Stated task:
Reproduce the material in full, exactly as written.

The records:

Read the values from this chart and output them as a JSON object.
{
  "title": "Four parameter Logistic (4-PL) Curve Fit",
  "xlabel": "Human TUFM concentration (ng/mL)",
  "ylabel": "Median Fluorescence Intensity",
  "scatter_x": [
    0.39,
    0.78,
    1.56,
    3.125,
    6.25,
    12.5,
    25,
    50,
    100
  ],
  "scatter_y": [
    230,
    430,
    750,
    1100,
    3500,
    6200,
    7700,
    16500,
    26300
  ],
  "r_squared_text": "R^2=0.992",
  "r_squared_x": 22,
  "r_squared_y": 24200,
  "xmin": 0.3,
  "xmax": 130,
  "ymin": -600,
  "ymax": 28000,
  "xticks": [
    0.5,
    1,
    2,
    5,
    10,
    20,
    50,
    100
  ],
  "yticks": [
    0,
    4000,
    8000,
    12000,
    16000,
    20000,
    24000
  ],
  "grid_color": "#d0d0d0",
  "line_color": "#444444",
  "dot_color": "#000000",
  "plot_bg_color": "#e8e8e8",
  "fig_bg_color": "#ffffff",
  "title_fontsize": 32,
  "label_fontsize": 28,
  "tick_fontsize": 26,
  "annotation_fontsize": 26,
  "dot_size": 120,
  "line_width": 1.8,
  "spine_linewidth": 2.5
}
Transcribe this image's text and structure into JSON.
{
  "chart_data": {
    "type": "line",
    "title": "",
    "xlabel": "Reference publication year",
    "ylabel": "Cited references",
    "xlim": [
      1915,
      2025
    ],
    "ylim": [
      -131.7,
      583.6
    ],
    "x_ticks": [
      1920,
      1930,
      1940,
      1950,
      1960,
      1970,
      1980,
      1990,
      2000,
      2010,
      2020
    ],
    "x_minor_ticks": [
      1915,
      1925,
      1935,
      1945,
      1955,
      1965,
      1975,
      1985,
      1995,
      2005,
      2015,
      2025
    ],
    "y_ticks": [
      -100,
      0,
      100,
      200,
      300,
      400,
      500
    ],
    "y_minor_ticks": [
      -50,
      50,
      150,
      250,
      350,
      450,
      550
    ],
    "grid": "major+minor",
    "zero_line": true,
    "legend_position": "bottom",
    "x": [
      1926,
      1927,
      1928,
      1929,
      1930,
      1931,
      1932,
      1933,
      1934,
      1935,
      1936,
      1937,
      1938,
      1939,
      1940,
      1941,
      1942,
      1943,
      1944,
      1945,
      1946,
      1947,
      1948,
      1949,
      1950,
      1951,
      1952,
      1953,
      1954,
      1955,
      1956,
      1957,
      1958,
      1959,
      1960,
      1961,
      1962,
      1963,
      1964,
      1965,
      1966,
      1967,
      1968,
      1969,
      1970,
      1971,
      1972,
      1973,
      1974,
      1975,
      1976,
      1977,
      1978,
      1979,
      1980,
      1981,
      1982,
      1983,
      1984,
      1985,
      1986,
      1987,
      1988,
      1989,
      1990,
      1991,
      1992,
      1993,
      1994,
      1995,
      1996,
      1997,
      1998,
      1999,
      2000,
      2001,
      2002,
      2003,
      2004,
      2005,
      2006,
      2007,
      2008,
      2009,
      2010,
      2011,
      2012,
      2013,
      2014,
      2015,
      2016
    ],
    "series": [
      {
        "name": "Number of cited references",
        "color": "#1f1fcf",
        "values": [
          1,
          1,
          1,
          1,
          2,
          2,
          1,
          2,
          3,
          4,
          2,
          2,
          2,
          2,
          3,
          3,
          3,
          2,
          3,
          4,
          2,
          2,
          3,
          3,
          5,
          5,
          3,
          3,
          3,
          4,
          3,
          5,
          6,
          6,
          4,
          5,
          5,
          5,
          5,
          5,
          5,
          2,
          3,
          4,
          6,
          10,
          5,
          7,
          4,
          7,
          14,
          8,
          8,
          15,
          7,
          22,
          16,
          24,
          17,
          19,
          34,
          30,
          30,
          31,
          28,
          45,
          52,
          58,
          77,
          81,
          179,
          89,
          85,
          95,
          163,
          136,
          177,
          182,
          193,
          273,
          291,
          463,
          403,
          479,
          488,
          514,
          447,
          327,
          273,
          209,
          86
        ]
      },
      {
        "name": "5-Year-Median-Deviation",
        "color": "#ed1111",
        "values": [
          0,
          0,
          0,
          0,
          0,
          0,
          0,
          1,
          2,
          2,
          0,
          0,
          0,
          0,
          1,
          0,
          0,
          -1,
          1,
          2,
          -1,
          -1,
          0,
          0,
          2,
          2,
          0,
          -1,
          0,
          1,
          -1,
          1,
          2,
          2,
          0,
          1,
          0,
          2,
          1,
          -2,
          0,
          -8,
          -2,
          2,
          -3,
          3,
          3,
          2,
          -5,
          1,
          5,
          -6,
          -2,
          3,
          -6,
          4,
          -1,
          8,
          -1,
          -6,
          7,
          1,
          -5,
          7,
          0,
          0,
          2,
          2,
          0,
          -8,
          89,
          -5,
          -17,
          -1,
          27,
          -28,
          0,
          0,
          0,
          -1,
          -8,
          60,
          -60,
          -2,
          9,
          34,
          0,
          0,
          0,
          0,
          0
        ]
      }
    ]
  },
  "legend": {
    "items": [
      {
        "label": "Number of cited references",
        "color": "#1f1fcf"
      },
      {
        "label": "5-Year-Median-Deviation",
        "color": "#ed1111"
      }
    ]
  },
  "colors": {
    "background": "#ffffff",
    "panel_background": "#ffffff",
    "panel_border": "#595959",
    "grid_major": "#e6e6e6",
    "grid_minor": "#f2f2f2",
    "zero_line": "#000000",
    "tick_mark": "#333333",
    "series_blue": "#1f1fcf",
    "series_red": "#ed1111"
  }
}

Reply:
Read the values from this chart and output them as a JSON object.
{
  "title": "Four parameter Logistic (4-PL) Curve Fit",
  "xlabel": "Human TUFM concentration (ng/mL)",
  "ylabel": "Median Fluorescence Intensity",
  "scatter_x": [
    0.39,
    0.78,
    1.56,
    3.125,
    6.25,
    12.5,
    25,
    50,
    100
  ],
  "scatter_y": [
    230,
    430,
    750,
    1100,
    3500,
    6200,
    7700,
    16500,
    26300
  ],
  "r_squared_text": "R^2=0.992",
  "r_squared_x": 22,
  "r_squared_y": 24200,
  "xmin": 0.3,
  "xmax": 130,
  "ymin": -600,
  "ymax": 28000,
  "xticks": [
    0.5,
    1,
    2,
    5,
    10,
    20,
    50,
    100
  ],
  "yticks": [
    0,
    4000,
    8000,
    12000,
    16000,
    20000,
    24000
  ],
  "grid_color": "#d0d0d0",
  "line_color": "#444444",
  "dot_color": "#000000",
  "plot_bg_color": "#e8e8e8",
  "fig_bg_color": "#ffffff",
  "title_fontsize": 32,
  "label_fontsize": 28,
  "tick_fontsize": 26,
  "annotation_fontsize": 26,
  "dot_size": 120,
  "line_width": 1.8,
  "spine_linewidth": 2.5
}
Transcribe this image's text and structure into JSON.
{
  "chart_data": {
    "type": "line",
    "title": "",
    "xlabel": "Reference publication year",
    "ylabel": "Cited references",
    "xlim": [
      1915,
      2025
    ],
    "ylim": [
      -131.7,
      583.6
    ],
    "x_ticks": [
      1920,
      1930,
      1940,
      1950,
      1960,
      1970,
      1980,
      1990,
      2000,
      2010,
      2020
    ],
    "x_minor_ticks": [
      1915,
      1925,
      1935,
      1945,
      1955,
      1965,
      1975,
      1985,
      1995,
      2005,
      2015,
      2025
    ],
    "y_ticks": [
      -100,
      0,
      100,
      200,
      300,
      400,
      500
    ],
    "y_minor_ticks": [
      -50,
      50,
      150,
      250,
      350,
      450,
      550
    ],
    "grid": "major+minor",
    "zero_line": true,
    "legend_position": "bottom",
    "x": [
      1926,
      1927,
      1928,
      1929,
      1930,
      1931,
      1932,
      1933,
      1934,
      1935,
      1936,
      1937,
      1938,
      1939,
      1940,
      1941,
      1942,
      1943,
      1944,
      1945,
      1946,
      1947,
      1948,
      1949,
      1950,
      1951,
      1952,
      1953,
      1954,
      1955,
      1956,
      1957,
      1958,
      1959,
      1960,
      1961,
      1962,
      1963,
      1964,
      1965,
      1966,
      1967,
      1968,
      1969,
      1970,
      1971,
      1972,
      1973,
      1974,
      1975,
      1976,
      1977,
      1978,
      1979,
      1980,
      1981,
      1982,
      1983,
      1984,
      1985,
      1986,
      1987,
      1988,
      1989,
      1990,
      1991,
      1992,
      1993,
      1994,
      1995,
      1996,
      1997,
      1998,
      1999,
      2000,
      2001,
      2002,
      2003,
      2004,
      2005,
      2006,
      2007,
      2008,
      2009,
      2010,
      2011,
      2012,
      2013,
      2014,
      2015,
      2016
    ],
    "series": [
      {
        "name": "Number of cited references",
        "color": "#1f1fcf",
        "values": [
          1,
          1,
          1,
          1,
          2,
          2,
          1,
          2,
          3,
          4,
          2,
          2,
          2,
          2,
          3,
          3,
          3,
          2,
          3,
          4,
          2,
          2,
          3,
          3,
          5,
          5,
          3,
          3,
          3,
          4,
          3,
          5,
          6,
          6,
          4,
          5,
          5,
          5,
          5,
          5,
          5,
          2,
          3,
          4,
          6,
          10,
          5,
          7,
          4,
          7,
          14,
          8,
          8,
          15,
          7,
          22,
          16,
          24,
          17,
          19,
          34,
          30,
          30,
          31,
          28,
          45,
          52,
          58,
          77,
          81,
          179,
          89,
          85,
          95,
          163,
          136,
          177,
          182,
          193,
          273,
          291,
          463,
          403,
          479,
          488,
          514,
          447,
          327,
          273,
          209,
          86
        ]
      },
      {
        "name": "5-Year-Median-Deviation",
        "color": "#ed1111",
        "values": [
          0,
          0,
          0,
          0,
          0,
          0,
          0,
          1,
          2,
          2,
          0,
          0,
          0,
          0,
          1,
          0,
          0,
          -1,
          1,
          2,
          -1,
          -1,
          0,
          0,
          2,
          2,
          0,
          -1,
          0,
          1,
          -1,
          1,
          2,
          2,
          0,
          1,
          0,
          2,
          1,
          -2,
          0,
          -8,
          -2,
          2,
          -3,
          3,
          3,
          2,
          -5,
          1,
          5,
          -6,
          -2,
          3,
          -6,
          4,
          -1,
          8,
          -1,
          -6,
          7,
          1,
          -5,
          7,
          0,
          0,
          2,
          2,
          0,
          -8,
          89,
          -5,
          -17,
          -1,
          27,
          -28,
          0,
          0,
          0,
          -1,
          -8,
          60,
          -60,
          -2,
          9,
          34,
          0,
          0,
          0,
          0,
          0
        ]
      }
    ]
  },
  "legend": {
    "items": [
      {
        "label": "Number of cited references",
        "color": "#1f1fcf"
      },
      {
        "label": "5-Year-Median-Deviation",
        "color": "#ed1111"
      }
    ]
  },
  "colors": {
    "background": "#ffffff",
    "panel_background": "#ffffff",
    "panel_border": "#595959",
    "grid_major": "#e6e6e6",
    "grid_minor": "#f2f2f2",
    "zero_line": "#000000",
    "tick_mark": "#333333",
    "series_blue": "#1f1fcf",
    "series_red": "#ed1111"
  }
}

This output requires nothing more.